[begin Input rows]

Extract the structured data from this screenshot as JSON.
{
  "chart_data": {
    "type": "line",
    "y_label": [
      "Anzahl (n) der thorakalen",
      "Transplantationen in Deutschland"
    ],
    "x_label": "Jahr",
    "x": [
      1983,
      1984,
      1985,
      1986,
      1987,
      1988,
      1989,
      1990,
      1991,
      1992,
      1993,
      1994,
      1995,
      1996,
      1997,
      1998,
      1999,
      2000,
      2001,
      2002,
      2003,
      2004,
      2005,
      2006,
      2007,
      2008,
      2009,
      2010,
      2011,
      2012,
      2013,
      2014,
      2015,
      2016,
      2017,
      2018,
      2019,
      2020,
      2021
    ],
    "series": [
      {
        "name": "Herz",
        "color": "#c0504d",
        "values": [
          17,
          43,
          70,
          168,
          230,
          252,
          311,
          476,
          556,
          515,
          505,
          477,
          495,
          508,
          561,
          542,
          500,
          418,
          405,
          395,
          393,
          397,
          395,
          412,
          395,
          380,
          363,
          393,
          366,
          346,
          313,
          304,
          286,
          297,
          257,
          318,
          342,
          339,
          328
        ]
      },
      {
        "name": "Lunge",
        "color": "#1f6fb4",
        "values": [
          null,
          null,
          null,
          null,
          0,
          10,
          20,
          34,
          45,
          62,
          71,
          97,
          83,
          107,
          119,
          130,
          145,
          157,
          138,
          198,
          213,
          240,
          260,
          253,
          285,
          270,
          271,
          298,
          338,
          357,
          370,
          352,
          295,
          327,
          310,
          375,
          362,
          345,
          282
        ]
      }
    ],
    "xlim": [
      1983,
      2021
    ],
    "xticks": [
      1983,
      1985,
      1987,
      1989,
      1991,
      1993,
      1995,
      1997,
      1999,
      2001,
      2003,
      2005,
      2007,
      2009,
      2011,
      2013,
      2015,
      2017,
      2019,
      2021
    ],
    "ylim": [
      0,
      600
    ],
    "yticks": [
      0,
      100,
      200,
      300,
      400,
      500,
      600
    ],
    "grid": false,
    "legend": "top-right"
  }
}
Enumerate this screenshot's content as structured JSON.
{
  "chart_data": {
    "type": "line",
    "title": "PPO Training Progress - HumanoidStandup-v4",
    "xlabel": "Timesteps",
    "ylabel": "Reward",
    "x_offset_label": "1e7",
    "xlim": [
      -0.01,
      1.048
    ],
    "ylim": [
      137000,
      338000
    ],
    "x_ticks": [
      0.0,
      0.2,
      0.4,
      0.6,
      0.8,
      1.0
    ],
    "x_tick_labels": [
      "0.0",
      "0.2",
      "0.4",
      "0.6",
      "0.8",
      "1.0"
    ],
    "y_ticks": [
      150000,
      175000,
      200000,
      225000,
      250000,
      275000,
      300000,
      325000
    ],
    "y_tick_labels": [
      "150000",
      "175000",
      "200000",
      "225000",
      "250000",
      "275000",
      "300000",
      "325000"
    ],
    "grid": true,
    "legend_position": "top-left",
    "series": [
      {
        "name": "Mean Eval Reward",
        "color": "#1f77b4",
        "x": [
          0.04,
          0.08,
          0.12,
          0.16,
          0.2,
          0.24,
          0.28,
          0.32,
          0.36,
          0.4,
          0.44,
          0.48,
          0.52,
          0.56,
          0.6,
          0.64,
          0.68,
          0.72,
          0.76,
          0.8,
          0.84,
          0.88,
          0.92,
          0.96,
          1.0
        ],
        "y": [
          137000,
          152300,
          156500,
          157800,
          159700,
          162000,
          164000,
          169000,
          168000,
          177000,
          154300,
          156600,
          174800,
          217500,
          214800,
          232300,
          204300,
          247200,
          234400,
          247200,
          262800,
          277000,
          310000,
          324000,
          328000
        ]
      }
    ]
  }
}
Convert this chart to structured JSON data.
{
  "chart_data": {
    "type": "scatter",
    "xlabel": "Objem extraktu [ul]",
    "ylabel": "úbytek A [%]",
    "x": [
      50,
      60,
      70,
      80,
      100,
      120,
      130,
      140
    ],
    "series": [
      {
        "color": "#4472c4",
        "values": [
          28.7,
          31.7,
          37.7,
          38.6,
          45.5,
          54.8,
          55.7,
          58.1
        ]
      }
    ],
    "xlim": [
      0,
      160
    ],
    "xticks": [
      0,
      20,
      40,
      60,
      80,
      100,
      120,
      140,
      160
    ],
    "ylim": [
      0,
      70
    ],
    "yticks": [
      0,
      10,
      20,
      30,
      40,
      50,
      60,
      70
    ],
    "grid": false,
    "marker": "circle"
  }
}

[end Input rows]

Work to be completed -
Extract all lines as given.

Written answer -
Extract the structured data from this screenshot as JSON.
{
  "chart_data": {
    "type": "line",
    "y_label": [
      "Anzahl (n) der thorakalen",
      "Transplantationen in Deutschland"
    ],
    "x_label": "Jahr",
    "x": [
      1983,
      1984,
      1985,
      1986,
      1987,
      1988,
      1989,
      1990,
      1991,
      1992,
      1993,
      1994,
      1995,
      1996,
      1997,
      1998,
      1999,
      2000,
      2001,
      2002,
      2003,
      2004,
      2005,
      2006,
      2007,
      2008,
      2009,
      2010,
      2011,
      2012,
      2013,
      2014,
      2015,
      2016,
      2017,
      2018,
      2019,
      2020,
      2021
    ],
    "series": [
      {
        "name": "Herz",
        "color": "#c0504d",
        "values": [
          17,
          43,
          70,
          168,
          230,
          252,
          311,
          476,
          556,
          515,
          505,
          477,
          495,
          508,
          561,
          542,
          500,
          418,
          405,
          395,
          393,
          397,
          395,
          412,
          395,
          380,
          363,
          393,
          366,
          346,
          313,
          304,
          286,
          297,
          257,
          318,
          342,
          339,
          328
        ]
      },
      {
        "name": "Lunge",
        "color": "#1f6fb4",
        "values": [
          null,
          null,
          null,
          null,
          0,
          10,
          20,
          34,
          45,
          62,
          71,
          97,
          83,
          107,
          119,
          130,
          145,
          157,
          138,
          198,
          213,
          240,
          260,
          253,
          285,
          270,
          271,
          298,
          338,
          357,
          370,
          352,
          295,
          327,
          310,
          375,
          362,
          345,
          282
        ]
      }
    ],
    "xlim": [
      1983,
      2021
    ],
    "xticks": [
      1983,
      1985,
      1987,
      1989,
      1991,
      1993,
      1995,
      1997,
      1999,
      2001,
      2003,
      2005,
      2007,
      2009,
      2011,
      2013,
      2015,
      2017,
      2019,
      2021
    ],
    "ylim": [
      0,
      600
    ],
    "yticks": [
      0,
      100,
      200,
      300,
      400,
      500,
      600
    ],
    "grid": false,
    "legend": "top-right"
  }
}
Enumerate this screenshot's content as structured JSON.
{
  "chart_data": {
    "type": "line",
    "title": "PPO Training Progress - HumanoidStandup-v4",
    "xlabel": "Timesteps",
    "ylabel": "Reward",
    "x_offset_label": "1e7",
    "xlim": [
      -0.01,
      1.048
    ],
    "ylim": [
      137000,
      338000
    ],
    "x_ticks": [
      0.0,
      0.2,
      0.4,
      0.6,
      0.8,
      1.0
    ],
    "x_tick_labels": [
      "0.0",
      "0.2",
      "0.4",
      "0.6",
      "0.8",
      "1.0"
    ],
    "y_ticks": [
      150000,
      175000,
      200000,
      225000,
      250000,
      275000,
      300000,
      325000
    ],
    "y_tick_labels": [
      "150000",
      "175000",
      "200000",
      "225000",
      "250000",
      "275000",
      "300000",
      "325000"
    ],
    "grid": true,
    "legend_position": "top-left",
    "series": [
      {
        "name": "Mean Eval Reward",
        "color": "#1f77b4",
        "x": [
          0.04,
          0.08,
          0.12,
          0.16,
          0.2,
          0.24,
          0.28,
          0.32,
          0.36,
          0.4,
          0.44,
          0.48,
          0.52,
          0.56,
          0.6,
          0.64,
          0.68,
          0.72,
          0.76,
          0.8,
          0.84,
          0.88,
          0.92,
          0.96,
          1.0
        ],
        "y": [
          137000,
          152300,
          156500,
          157800,
          159700,
          162000,
          164000,
          169000,
          168000,
          177000,
          154300,
          156600,
          174800,
          217500,
          214800,
          232300,
          204300,
          247200,
          234400,
          247200,
          262800,
          277000,
          310000,
          324000,
          328000
        ]
      }
    ]
  }
}
Convert this chart to structured JSON data.
{
  "chart_data": {
    "type": "scatter",
    "xlabel": "Objem extraktu [ul]",
    "ylabel": "úbytek A [%]",
    "x": [
      50,
      60,
      70,
      80,
      100,
      120,
      130,
      140
    ],
    "series": [
      {
        "color": "#4472c4",
        "values": [
          28.7,
          31.7,
          37.7,
          38.6,
          45.5,
          54.8,
          55.7,
          58.1
        ]
      }
    ],
    "xlim": [
      0,
      160
    ],
    "xticks": [
      0,
      20,
      40,
      60,
      80,
      100,
      120,
      140,
      160
    ],
    "ylim": [
      0,
      70
    ],
    "yticks": [
      0,
      10,
      20,
      30,
      40,
      50,
      60,
      70
    ],
    "grid": false,
    "marker": "circle"
  }
}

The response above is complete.